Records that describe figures
------------------------------

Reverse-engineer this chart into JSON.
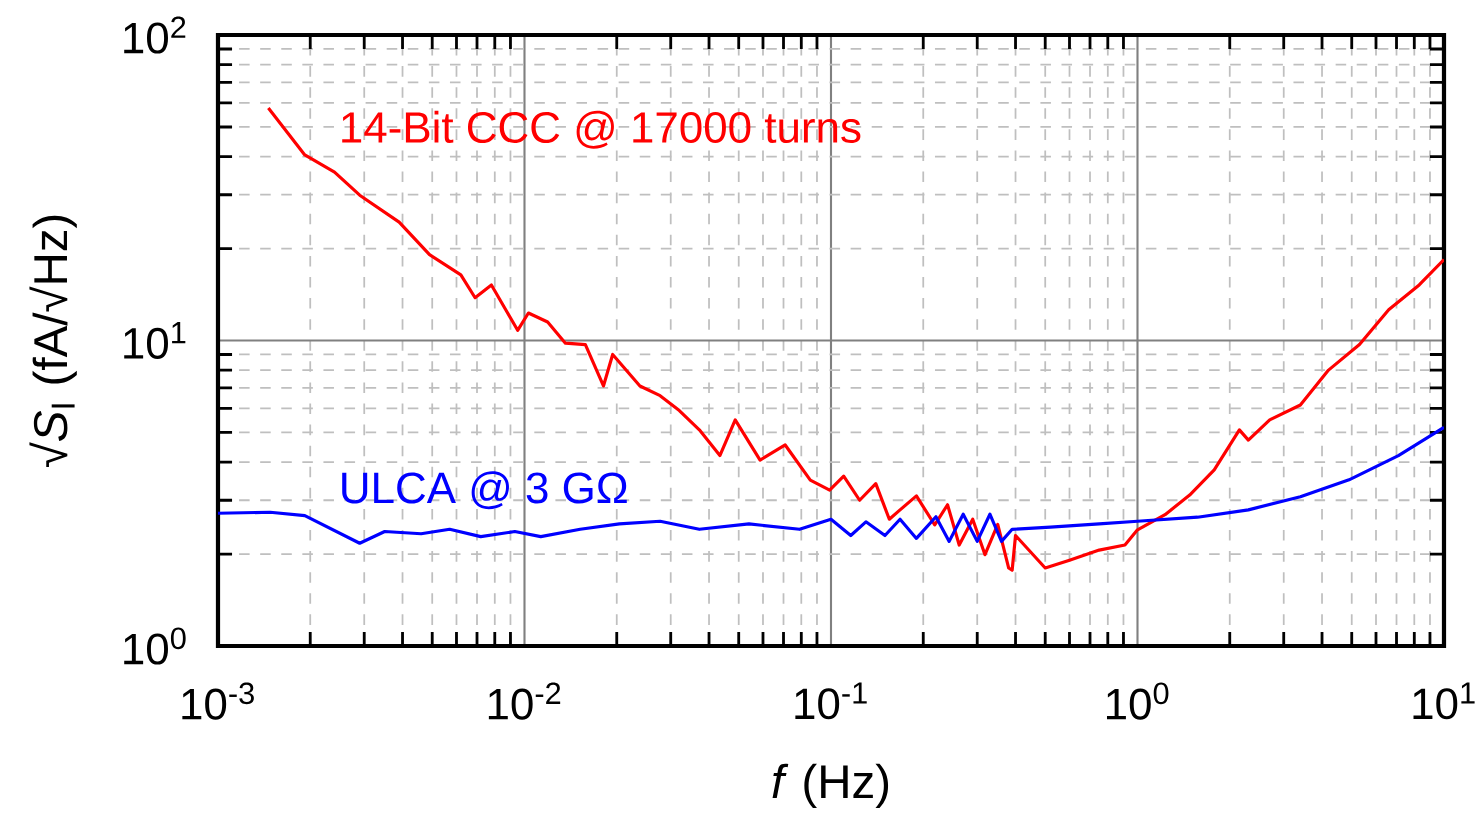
{
  "chart_data": {
    "type": "line",
    "xlabel": "*f* (Hz)",
    "ylabel": "√*S*$_{I}$ (fA/√Hz)",
    "log": "xy",
    "grid": true,
    "legend": false,
    "xlim": [
      0.001,
      10
    ],
    "ylim": [
      1,
      100
    ],
    "xticks": [
      {
        "value": 0.001,
        "label": "10$^{-3}$"
      },
      {
        "value": 0.01,
        "label": "10$^{-2}$"
      },
      {
        "value": 0.1,
        "label": "10$^{-1}$"
      },
      {
        "value": 1,
        "label": "10$^{0}$"
      },
      {
        "value": 10,
        "label": "10$^{1}$"
      }
    ],
    "yticks": [
      {
        "value": 1,
        "label": "10$^{0}$"
      },
      {
        "value": 10,
        "label": "10$^{1}$"
      },
      {
        "value": 100,
        "label": "10$^{2}$"
      }
    ],
    "series": [
      {
        "name": "14-Bit CCC @ 17000 turns",
        "color": "#ff0000",
        "x": [
          0.00146,
          0.00192,
          0.0024,
          0.0029,
          0.0039,
          0.0049,
          0.0062,
          0.0069,
          0.0078,
          0.0095,
          0.0103,
          0.0119,
          0.0136,
          0.0158,
          0.0181,
          0.0194,
          0.0238,
          0.0277,
          0.032,
          0.0372,
          0.0434,
          0.0487,
          0.0587,
          0.0709,
          0.0856,
          0.099,
          0.11,
          0.124,
          0.14,
          0.155,
          0.168,
          0.19,
          0.218,
          0.24,
          0.262,
          0.29,
          0.318,
          0.35,
          0.38,
          0.39,
          0.4,
          0.5,
          0.6,
          0.75,
          0.91,
          1.0,
          1.23,
          1.48,
          1.78,
          2.15,
          2.3,
          2.7,
          3.4,
          4.2,
          5.3,
          6.6,
          8.3,
          10
        ],
        "values": [
          57.7,
          40.5,
          35.6,
          29.9,
          24.4,
          19.1,
          16.4,
          13.8,
          15.2,
          10.8,
          12.3,
          11.5,
          9.8,
          9.7,
          7.1,
          9.0,
          7.1,
          6.6,
          5.9,
          5.1,
          4.2,
          5.5,
          4.06,
          4.55,
          3.49,
          3.24,
          3.6,
          3.0,
          3.4,
          2.6,
          2.79,
          3.1,
          2.49,
          2.9,
          2.14,
          2.6,
          1.99,
          2.5,
          1.8,
          1.77,
          2.3,
          1.8,
          1.91,
          2.06,
          2.14,
          2.4,
          2.69,
          3.12,
          3.77,
          5.1,
          4.72,
          5.5,
          6.15,
          8.0,
          9.7,
          12.6,
          15.2,
          18.4
        ]
      },
      {
        "name": "ULCA @ 3 GΩ",
        "color": "#0000ff",
        "x": [
          0.001,
          0.00148,
          0.00192,
          0.0029,
          0.0035,
          0.0046,
          0.0057,
          0.0072,
          0.0093,
          0.0113,
          0.0152,
          0.0204,
          0.0277,
          0.0372,
          0.054,
          0.079,
          0.1,
          0.116,
          0.13,
          0.15,
          0.168,
          0.19,
          0.22,
          0.243,
          0.27,
          0.3,
          0.33,
          0.36,
          0.39,
          0.52,
          0.75,
          1.0,
          1.57,
          2.3,
          3.4,
          4.9,
          7.1,
          10
        ],
        "values": [
          2.72,
          2.74,
          2.67,
          2.17,
          2.37,
          2.33,
          2.41,
          2.28,
          2.37,
          2.28,
          2.41,
          2.51,
          2.56,
          2.41,
          2.51,
          2.41,
          2.6,
          2.3,
          2.55,
          2.3,
          2.6,
          2.25,
          2.65,
          2.2,
          2.7,
          2.2,
          2.7,
          2.2,
          2.41,
          2.45,
          2.51,
          2.56,
          2.64,
          2.79,
          3.08,
          3.5,
          4.2,
          5.2
        ]
      }
    ]
  }
}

------------------------------

> [Short task]: Reproduce all entries without any change, and omit the pictures.

> [Solution to the exercise]:
Reverse-engineer this chart into JSON.
{
  "chart_data": {
    "type": "line",
    "xlabel": "*f* (Hz)",
    "ylabel": "√*S*$_{I}$ (fA/√Hz)",
    "log": "xy",
    "grid": true,
    "legend": false,
    "xlim": [
      0.001,
      10
    ],
    "ylim": [
      1,
      100
    ],
    "xticks": [
      {
        "value": 0.001,
        "label": "10$^{-3}$"
      },
      {
        "value": 0.01,
        "label": "10$^{-2}$"
      },
      {
        "value": 0.1,
        "label": "10$^{-1}$"
      },
      {
        "value": 1,
        "label": "10$^{0}$"
      },
      {
        "value": 10,
        "label": "10$^{1}$"
      }
    ],
    "yticks": [
      {
        "value": 1,
        "label": "10$^{0}$"
      },
      {
        "value": 10,
        "label": "10$^{1}$"
      },
      {
        "value": 100,
        "label": "10$^{2}$"
      }
    ],
    "series": [
      {
        "name": "14-Bit CCC @ 17000 turns",
        "color": "#ff0000",
        "x": [
          0.00146,
          0.00192,
          0.0024,
          0.0029,
          0.0039,
          0.0049,
          0.0062,
          0.0069,
          0.0078,
          0.0095,
          0.0103,
          0.0119,
          0.0136,
          0.0158,
          0.0181,
          0.0194,
          0.0238,
          0.0277,
          0.032,
          0.0372,
          0.0434,
          0.0487,
          0.0587,
          0.0709,
          0.0856,
          0.099,
          0.11,
          0.124,
          0.14,
          0.155,
          0.168,
          0.19,
          0.218,
          0.24,
          0.262,
          0.29,
          0.318,
          0.35,
          0.38,
          0.39,
          0.4,
          0.5,
          0.6,
          0.75,
          0.91,
          1.0,
          1.23,
          1.48,
          1.78,
          2.15,
          2.3,
          2.7,
          3.4,
          4.2,
          5.3,
          6.6,
          8.3,
          10
        ],
        "values": [
          57.7,
          40.5,
          35.6,
          29.9,
          24.4,
          19.1,
          16.4,
          13.8,
          15.2,
          10.8,
          12.3,
          11.5,
          9.8,
          9.7,
          7.1,
          9.0,
          7.1,
          6.6,
          5.9,
          5.1,
          4.2,
          5.5,
          4.06,
          4.55,
          3.49,
          3.24,
          3.6,
          3.0,
          3.4,
          2.6,
          2.79,
          3.1,
          2.49,
          2.9,
          2.14,
          2.6,
          1.99,
          2.5,
          1.8,
          1.77,
          2.3,
          1.8,
          1.91,
          2.06,
          2.14,
          2.4,
          2.69,
          3.12,
          3.77,
          5.1,
          4.72,
          5.5,
          6.15,
          8.0,
          9.7,
          12.6,
          15.2,
          18.4
        ]
      },
      {
        "name": "ULCA @ 3 GΩ",
        "color": "#0000ff",
        "x": [
          0.001,
          0.00148,
          0.00192,
          0.0029,
          0.0035,
          0.0046,
          0.0057,
          0.0072,
          0.0093,
          0.0113,
          0.0152,
          0.0204,
          0.0277,
          0.0372,
          0.054,
          0.079,
          0.1,
          0.116,
          0.13,
          0.15,
          0.168,
          0.19,
          0.22,
          0.243,
          0.27,
          0.3,
          0.33,
          0.36,
          0.39,
          0.52,
          0.75,
          1.0,
          1.57,
          2.3,
          3.4,
          4.9,
          7.1,
          10
        ],
        "values": [
          2.72,
          2.74,
          2.67,
          2.17,
          2.37,
          2.33,
          2.41,
          2.28,
          2.37,
          2.28,
          2.41,
          2.51,
          2.56,
          2.41,
          2.51,
          2.41,
          2.6,
          2.3,
          2.55,
          2.3,
          2.6,
          2.25,
          2.65,
          2.2,
          2.7,
          2.2,
          2.7,
          2.2,
          2.41,
          2.45,
          2.51,
          2.56,
          2.64,
          2.79,
          3.08,
          3.5,
          4.2,
          5.2
        ]
      }
    ]
  }
}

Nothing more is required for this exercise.